Given instruction:
Do not copy the pictures; transcribe all other material exactly.

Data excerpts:
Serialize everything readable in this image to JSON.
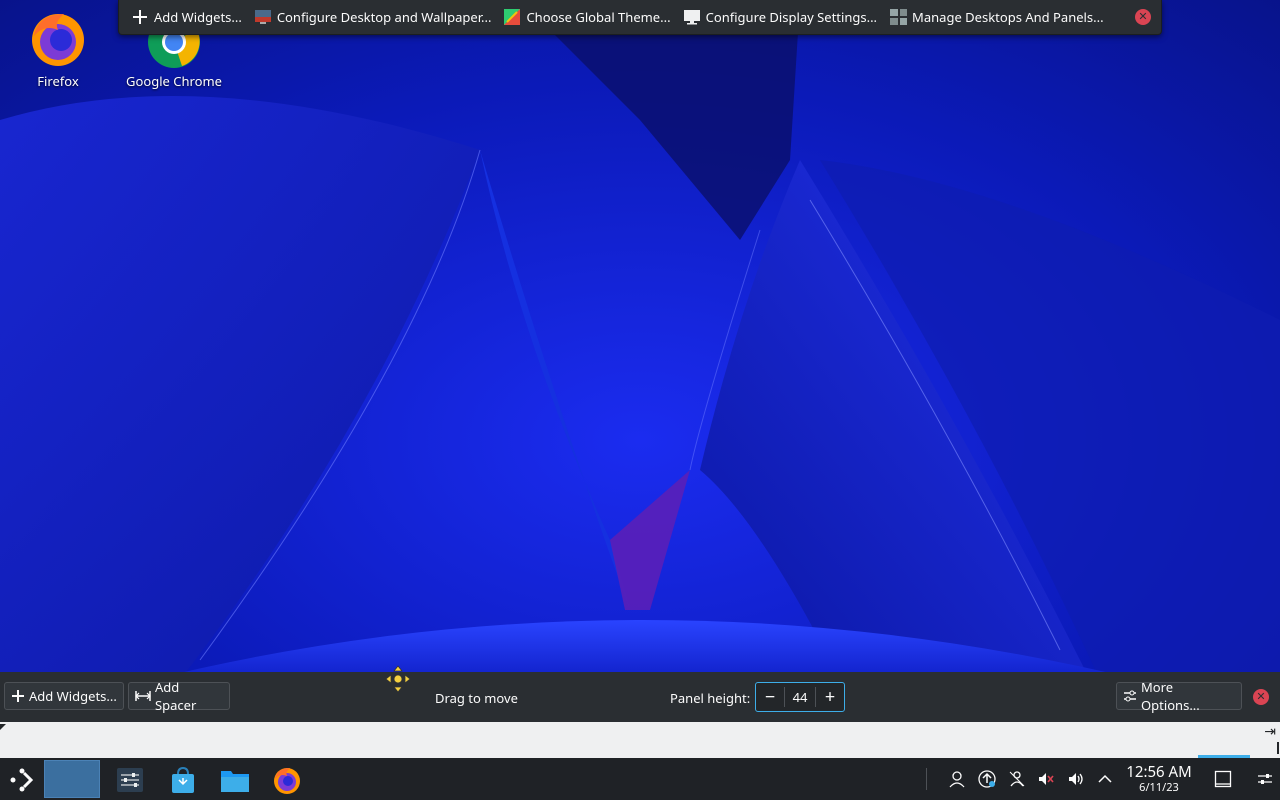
{
  "desktop": {
    "icons": [
      {
        "label": "Firefox",
        "icon": "firefox-icon"
      },
      {
        "label": "Google Chrome",
        "icon": "chrome-icon"
      }
    ]
  },
  "toolbar": {
    "items": [
      {
        "label": "Add Widgets...",
        "icon": "plus-icon"
      },
      {
        "label": "Configure Desktop and Wallpaper...",
        "icon": "desktop-config-icon"
      },
      {
        "label": "Choose Global Theme...",
        "icon": "theme-icon"
      },
      {
        "label": "Configure Display Settings...",
        "icon": "display-icon"
      },
      {
        "label": "Manage Desktops And Panels...",
        "icon": "panels-icon"
      }
    ],
    "close_icon": "close-icon"
  },
  "panel_config": {
    "add_widgets": "Add Widgets...",
    "add_spacer": "Add Spacer",
    "drag_to_move": "Drag to move",
    "panel_height_label": "Panel height:",
    "panel_height_value": "44",
    "more_options": "More Options..."
  },
  "taskbar": {
    "launcher_icon": "application-launcher-icon",
    "apps": [
      "desktop-pager-icon",
      "system-settings-icon",
      "discover-store-icon",
      "file-manager-icon",
      "firefox-icon"
    ],
    "tray": [
      "user-icon",
      "update-icon",
      "network-icon",
      "mic-muted-icon",
      "volume-icon",
      "expand-tray-icon"
    ],
    "clock_time": "12:56 AM",
    "clock_date": "6/11/23"
  },
  "colors": {
    "accent": "#3daee9",
    "close_red": "#da4453",
    "panel_bg": "#2a2e32"
  }
}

Finished task:
Serialize everything readable in this image to JSON.
{
  "desktop": {
    "icons": [
      {
        "label": "Firefox",
        "icon": "firefox-icon"
      },
      {
        "label": "Google Chrome",
        "icon": "chrome-icon"
      }
    ]
  },
  "toolbar": {
    "items": [
      {
        "label": "Add Widgets...",
        "icon": "plus-icon"
      },
      {
        "label": "Configure Desktop and Wallpaper...",
        "icon": "desktop-config-icon"
      },
      {
        "label": "Choose Global Theme...",
        "icon": "theme-icon"
      },
      {
        "label": "Configure Display Settings...",
        "icon": "display-icon"
      },
      {
        "label": "Manage Desktops And Panels...",
        "icon": "panels-icon"
      }
    ],
    "close_icon": "close-icon"
  },
  "panel_config": {
    "add_widgets": "Add Widgets...",
    "add_spacer": "Add Spacer",
    "drag_to_move": "Drag to move",
    "panel_height_label": "Panel height:",
    "panel_height_value": "44",
    "more_options": "More Options..."
  },
  "taskbar": {
    "launcher_icon": "application-launcher-icon",
    "apps": [
      "desktop-pager-icon",
      "system-settings-icon",
      "discover-store-icon",
      "file-manager-icon",
      "firefox-icon"
    ],
    "tray": [
      "user-icon",
      "update-icon",
      "network-icon",
      "mic-muted-icon",
      "volume-icon",
      "expand-tray-icon"
    ],
    "clock_time": "12:56 AM",
    "clock_date": "6/11/23"
  },
  "colors": {
    "accent": "#3daee9",
    "close_red": "#da4453",
    "panel_bg": "#2a2e32"
  }
}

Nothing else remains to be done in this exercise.